WHAT THE TASK ASKS:
Read through the data and count the lines that contain the string "name"; give only the result.

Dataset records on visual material
+++

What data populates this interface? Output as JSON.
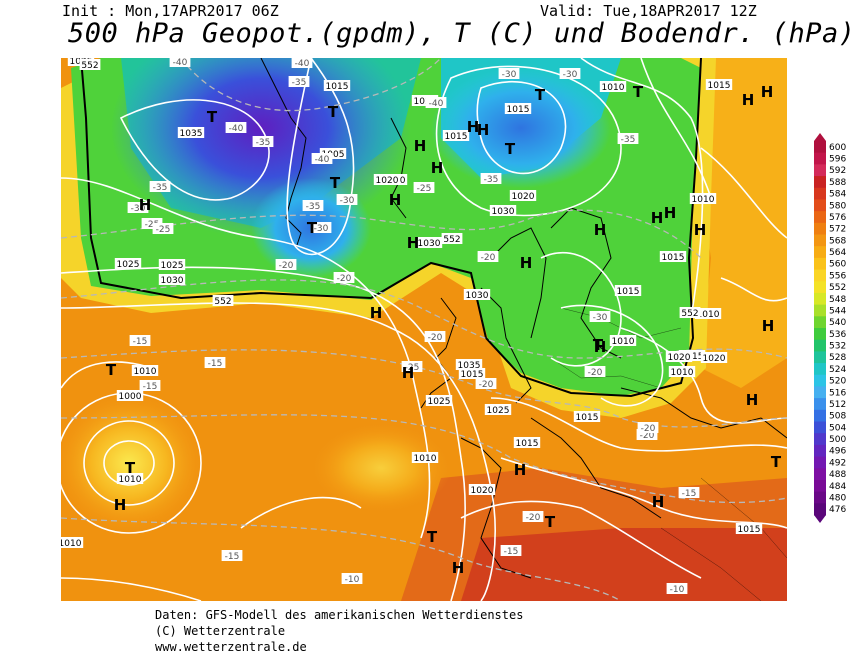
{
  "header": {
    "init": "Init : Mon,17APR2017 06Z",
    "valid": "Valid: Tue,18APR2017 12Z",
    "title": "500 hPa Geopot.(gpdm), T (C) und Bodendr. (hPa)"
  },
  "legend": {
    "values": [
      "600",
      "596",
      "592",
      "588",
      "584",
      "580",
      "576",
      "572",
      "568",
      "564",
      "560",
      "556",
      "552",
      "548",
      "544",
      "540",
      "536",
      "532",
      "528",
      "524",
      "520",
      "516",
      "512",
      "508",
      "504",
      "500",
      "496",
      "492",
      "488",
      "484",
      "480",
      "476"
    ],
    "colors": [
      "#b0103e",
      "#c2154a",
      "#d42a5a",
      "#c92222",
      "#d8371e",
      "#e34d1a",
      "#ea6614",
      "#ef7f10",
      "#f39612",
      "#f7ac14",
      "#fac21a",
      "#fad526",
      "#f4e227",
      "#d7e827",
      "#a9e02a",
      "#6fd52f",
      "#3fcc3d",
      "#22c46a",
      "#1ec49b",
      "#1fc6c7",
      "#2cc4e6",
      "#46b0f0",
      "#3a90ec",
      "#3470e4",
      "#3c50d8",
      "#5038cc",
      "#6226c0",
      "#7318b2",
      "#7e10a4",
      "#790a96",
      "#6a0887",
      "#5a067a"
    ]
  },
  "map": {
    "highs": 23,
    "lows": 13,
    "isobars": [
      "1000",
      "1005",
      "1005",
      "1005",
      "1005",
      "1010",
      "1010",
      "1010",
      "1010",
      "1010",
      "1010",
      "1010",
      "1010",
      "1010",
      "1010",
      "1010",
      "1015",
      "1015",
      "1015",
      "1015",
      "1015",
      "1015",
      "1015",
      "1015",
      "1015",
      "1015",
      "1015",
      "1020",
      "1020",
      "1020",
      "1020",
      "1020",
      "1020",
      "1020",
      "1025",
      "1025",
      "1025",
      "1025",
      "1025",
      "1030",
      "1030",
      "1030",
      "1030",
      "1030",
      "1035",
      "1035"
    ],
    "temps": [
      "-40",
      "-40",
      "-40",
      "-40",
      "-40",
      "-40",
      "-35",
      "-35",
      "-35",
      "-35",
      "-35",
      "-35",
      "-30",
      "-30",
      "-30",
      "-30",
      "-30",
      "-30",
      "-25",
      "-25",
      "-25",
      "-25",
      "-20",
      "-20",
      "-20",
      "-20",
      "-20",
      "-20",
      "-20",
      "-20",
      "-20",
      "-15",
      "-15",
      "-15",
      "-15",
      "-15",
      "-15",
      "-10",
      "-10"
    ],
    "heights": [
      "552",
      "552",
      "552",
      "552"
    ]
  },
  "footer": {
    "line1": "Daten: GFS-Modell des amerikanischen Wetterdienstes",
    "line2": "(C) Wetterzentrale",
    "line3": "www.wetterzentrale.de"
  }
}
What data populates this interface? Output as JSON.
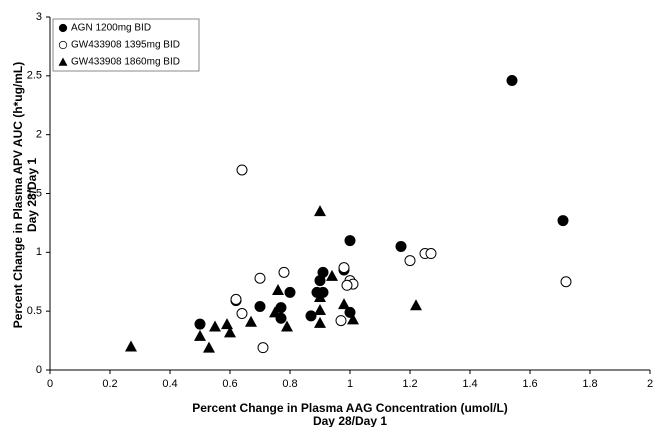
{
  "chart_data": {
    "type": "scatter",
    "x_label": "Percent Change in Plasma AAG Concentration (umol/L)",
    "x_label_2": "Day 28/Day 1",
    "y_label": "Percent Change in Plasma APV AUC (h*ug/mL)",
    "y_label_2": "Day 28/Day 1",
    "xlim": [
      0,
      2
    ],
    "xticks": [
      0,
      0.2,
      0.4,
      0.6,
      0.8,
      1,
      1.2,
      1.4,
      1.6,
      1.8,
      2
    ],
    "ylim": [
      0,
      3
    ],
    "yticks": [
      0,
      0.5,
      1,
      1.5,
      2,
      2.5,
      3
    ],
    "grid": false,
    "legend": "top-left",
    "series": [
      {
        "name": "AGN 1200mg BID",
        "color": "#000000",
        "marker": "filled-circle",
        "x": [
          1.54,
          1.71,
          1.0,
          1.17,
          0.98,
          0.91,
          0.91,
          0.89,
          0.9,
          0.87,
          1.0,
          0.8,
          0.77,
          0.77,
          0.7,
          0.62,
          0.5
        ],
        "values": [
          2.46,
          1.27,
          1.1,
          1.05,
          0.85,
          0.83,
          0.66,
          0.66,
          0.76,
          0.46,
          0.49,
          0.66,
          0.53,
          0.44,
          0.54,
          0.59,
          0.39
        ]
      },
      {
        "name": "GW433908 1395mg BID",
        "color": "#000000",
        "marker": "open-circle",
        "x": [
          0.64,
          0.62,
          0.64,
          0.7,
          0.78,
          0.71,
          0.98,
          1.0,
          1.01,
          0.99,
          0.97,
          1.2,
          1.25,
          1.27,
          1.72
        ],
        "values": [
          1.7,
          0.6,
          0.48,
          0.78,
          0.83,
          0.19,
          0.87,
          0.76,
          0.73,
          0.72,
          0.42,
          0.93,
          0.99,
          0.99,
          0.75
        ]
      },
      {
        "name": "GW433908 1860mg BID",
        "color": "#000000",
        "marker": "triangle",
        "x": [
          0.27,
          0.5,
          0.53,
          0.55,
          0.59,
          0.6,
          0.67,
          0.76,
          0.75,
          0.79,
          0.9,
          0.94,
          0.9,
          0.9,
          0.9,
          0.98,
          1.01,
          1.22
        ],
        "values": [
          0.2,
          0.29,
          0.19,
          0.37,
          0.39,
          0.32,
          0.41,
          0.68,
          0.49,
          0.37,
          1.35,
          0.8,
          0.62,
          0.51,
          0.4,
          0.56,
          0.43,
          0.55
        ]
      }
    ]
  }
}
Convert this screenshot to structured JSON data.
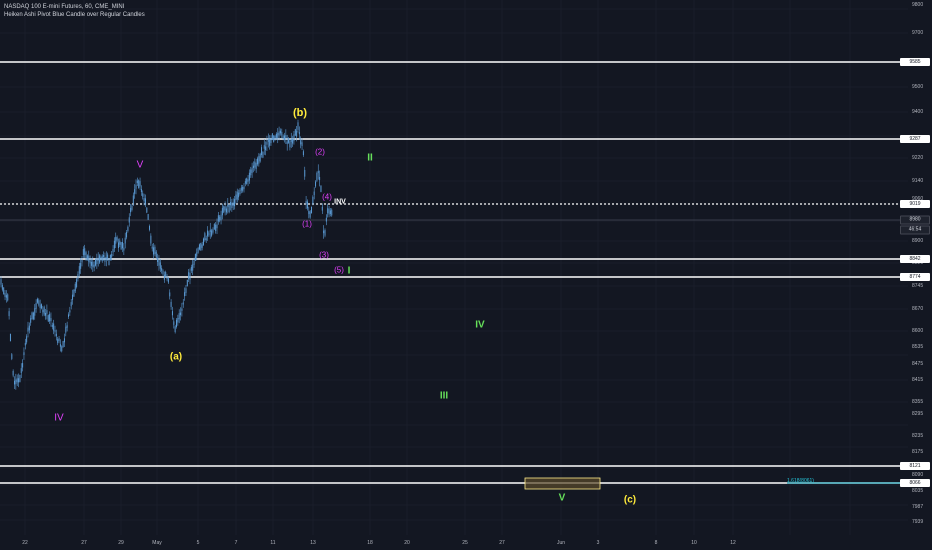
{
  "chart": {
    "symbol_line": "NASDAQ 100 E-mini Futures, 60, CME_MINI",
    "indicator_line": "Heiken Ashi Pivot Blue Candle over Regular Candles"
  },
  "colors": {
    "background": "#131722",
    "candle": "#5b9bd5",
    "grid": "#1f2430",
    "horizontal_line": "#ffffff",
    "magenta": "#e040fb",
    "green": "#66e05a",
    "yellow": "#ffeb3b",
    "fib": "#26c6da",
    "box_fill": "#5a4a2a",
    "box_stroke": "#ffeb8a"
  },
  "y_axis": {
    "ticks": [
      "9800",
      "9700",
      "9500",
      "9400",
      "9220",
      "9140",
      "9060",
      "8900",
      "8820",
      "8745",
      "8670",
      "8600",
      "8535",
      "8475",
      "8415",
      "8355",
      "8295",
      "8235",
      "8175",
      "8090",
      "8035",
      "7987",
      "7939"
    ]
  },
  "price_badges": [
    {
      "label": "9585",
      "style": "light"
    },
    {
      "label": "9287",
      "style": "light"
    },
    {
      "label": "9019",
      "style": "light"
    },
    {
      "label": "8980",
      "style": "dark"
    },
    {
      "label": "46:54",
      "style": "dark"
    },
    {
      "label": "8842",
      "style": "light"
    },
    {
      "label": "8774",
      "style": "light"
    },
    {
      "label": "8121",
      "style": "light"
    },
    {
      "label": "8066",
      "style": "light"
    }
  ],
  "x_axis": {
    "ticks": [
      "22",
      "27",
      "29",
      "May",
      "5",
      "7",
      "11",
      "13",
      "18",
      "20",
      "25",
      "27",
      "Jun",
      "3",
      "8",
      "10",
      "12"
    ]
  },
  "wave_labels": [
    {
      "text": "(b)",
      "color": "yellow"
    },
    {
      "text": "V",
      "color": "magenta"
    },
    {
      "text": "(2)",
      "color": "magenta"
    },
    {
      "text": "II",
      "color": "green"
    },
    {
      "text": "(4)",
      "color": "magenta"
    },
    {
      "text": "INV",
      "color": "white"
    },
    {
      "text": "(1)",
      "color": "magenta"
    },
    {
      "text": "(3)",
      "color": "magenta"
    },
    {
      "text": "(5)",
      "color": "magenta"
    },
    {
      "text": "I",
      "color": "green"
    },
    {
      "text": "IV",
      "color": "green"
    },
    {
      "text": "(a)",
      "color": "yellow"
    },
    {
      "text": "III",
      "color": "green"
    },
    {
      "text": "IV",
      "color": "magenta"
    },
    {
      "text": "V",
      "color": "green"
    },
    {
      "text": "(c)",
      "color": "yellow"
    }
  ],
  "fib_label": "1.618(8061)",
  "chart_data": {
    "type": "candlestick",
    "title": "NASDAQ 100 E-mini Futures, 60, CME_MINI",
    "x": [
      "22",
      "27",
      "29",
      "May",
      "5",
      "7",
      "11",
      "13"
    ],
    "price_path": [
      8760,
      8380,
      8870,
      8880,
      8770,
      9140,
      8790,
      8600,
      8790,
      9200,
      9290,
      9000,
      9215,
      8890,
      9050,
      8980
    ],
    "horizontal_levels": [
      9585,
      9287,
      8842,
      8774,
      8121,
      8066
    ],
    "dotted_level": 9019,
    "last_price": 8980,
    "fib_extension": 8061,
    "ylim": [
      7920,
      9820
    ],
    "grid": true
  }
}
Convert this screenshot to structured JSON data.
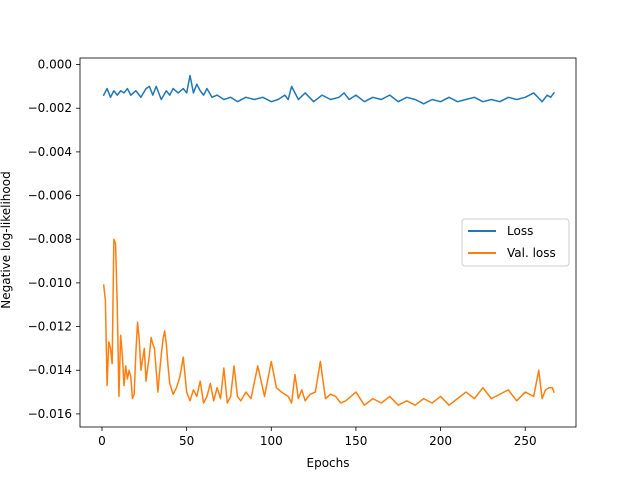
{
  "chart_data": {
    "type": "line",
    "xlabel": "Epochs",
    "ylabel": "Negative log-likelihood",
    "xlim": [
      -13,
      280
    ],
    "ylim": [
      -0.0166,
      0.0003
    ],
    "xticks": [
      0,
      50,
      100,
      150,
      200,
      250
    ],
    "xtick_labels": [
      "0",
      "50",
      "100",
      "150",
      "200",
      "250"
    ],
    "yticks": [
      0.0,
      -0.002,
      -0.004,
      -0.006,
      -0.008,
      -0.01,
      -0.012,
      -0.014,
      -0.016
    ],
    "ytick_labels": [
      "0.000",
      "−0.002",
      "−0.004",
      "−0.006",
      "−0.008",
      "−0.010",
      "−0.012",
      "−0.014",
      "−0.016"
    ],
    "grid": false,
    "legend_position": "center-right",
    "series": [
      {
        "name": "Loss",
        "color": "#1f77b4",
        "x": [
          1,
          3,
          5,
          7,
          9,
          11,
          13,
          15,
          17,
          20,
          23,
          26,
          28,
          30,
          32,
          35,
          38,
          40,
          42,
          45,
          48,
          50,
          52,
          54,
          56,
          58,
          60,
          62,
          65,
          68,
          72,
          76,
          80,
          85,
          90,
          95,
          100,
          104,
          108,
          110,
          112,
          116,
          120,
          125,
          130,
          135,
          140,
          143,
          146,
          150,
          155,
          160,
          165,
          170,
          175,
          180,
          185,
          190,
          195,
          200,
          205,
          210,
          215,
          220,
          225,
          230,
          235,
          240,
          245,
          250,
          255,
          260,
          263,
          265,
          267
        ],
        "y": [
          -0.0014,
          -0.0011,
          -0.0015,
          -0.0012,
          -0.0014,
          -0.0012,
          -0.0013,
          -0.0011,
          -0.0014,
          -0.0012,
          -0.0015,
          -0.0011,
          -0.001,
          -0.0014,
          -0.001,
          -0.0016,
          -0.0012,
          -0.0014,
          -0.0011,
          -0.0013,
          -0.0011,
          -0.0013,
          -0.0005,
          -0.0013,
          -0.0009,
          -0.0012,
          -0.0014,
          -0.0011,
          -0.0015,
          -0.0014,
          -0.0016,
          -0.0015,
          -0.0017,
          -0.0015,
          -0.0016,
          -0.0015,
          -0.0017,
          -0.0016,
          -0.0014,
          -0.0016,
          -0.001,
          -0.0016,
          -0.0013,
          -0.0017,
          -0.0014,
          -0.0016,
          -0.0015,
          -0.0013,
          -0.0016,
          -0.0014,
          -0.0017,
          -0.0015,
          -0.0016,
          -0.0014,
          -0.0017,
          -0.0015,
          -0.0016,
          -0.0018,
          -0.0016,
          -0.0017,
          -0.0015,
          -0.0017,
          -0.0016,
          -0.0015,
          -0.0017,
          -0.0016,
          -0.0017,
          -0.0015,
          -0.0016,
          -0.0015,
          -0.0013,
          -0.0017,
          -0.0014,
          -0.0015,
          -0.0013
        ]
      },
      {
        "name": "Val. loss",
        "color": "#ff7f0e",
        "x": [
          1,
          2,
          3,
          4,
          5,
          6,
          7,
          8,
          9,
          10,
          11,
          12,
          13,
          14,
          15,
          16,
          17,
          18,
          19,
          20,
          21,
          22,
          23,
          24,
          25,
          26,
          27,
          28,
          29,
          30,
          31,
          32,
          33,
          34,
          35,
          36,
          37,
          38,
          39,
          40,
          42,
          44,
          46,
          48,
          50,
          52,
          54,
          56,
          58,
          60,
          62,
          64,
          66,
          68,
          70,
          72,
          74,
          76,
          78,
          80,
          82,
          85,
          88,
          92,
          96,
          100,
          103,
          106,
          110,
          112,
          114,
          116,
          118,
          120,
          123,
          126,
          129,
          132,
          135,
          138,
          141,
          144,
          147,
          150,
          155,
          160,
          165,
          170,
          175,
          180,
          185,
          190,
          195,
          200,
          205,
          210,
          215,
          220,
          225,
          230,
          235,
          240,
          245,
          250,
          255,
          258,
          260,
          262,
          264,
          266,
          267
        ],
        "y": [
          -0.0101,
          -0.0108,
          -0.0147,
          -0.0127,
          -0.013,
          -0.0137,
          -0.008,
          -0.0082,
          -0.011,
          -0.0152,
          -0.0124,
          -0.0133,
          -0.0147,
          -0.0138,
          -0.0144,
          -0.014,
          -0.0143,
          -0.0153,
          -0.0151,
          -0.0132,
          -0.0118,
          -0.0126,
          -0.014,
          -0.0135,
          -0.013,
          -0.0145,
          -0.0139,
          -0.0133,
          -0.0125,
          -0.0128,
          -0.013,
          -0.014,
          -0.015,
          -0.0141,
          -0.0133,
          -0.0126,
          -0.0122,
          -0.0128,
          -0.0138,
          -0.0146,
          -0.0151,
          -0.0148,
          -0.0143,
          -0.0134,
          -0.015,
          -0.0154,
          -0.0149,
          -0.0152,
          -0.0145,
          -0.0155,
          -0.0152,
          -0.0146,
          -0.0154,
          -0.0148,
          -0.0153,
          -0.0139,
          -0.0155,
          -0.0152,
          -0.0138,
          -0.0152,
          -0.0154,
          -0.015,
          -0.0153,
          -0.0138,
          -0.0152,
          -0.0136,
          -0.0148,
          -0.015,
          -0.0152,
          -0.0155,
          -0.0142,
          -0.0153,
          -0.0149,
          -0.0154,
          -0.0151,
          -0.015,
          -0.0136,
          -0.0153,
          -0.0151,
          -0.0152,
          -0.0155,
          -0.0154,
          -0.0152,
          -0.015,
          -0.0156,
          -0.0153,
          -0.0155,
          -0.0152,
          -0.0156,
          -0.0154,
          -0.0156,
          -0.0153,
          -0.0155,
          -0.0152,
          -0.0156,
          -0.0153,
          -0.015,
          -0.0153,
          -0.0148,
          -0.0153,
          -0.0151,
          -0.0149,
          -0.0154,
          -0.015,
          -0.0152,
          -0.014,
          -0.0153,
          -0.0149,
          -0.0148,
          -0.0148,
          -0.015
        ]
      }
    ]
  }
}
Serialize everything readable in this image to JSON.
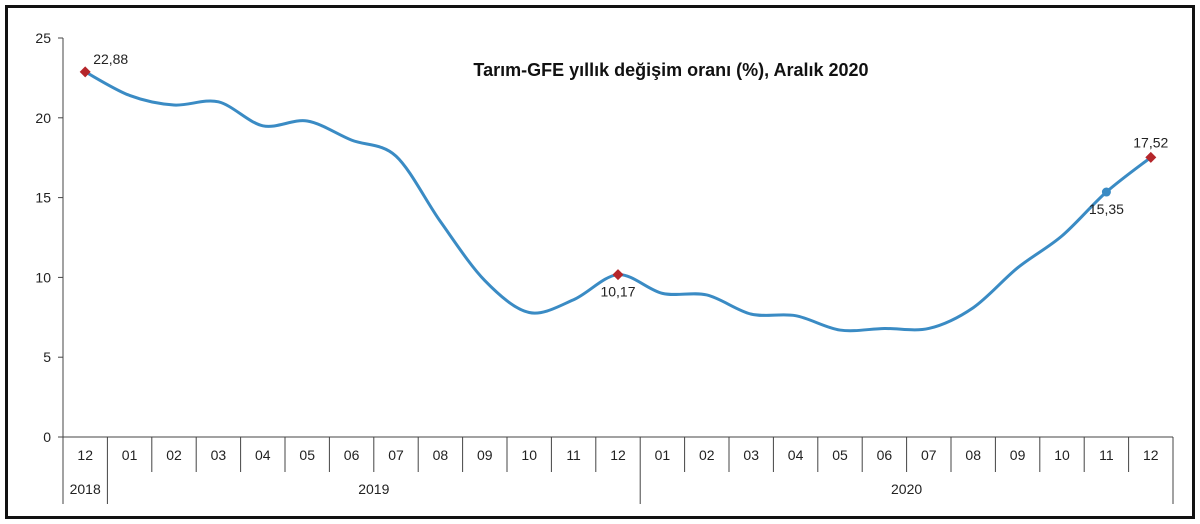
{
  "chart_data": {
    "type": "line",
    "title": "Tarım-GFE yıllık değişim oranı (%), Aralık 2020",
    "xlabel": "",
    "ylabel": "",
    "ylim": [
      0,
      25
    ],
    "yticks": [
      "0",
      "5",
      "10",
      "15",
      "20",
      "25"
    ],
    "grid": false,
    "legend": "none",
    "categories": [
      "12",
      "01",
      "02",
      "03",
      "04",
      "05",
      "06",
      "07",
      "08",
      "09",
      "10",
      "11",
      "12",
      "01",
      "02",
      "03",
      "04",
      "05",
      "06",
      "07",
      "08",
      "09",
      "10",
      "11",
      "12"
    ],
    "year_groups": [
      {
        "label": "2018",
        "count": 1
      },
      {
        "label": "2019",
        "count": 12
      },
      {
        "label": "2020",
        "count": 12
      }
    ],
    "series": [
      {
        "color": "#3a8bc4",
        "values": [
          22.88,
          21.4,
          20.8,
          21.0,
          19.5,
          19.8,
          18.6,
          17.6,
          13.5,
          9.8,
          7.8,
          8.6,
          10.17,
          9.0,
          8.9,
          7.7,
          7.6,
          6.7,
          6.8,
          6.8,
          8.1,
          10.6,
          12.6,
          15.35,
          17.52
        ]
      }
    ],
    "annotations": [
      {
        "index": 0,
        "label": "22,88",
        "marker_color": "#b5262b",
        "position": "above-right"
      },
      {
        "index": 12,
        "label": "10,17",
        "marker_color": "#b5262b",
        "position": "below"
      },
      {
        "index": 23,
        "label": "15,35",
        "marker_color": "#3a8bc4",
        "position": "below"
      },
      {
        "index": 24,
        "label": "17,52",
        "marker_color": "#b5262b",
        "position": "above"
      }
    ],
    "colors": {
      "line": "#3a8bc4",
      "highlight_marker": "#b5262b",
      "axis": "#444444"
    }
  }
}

+++

RESPONSE:
5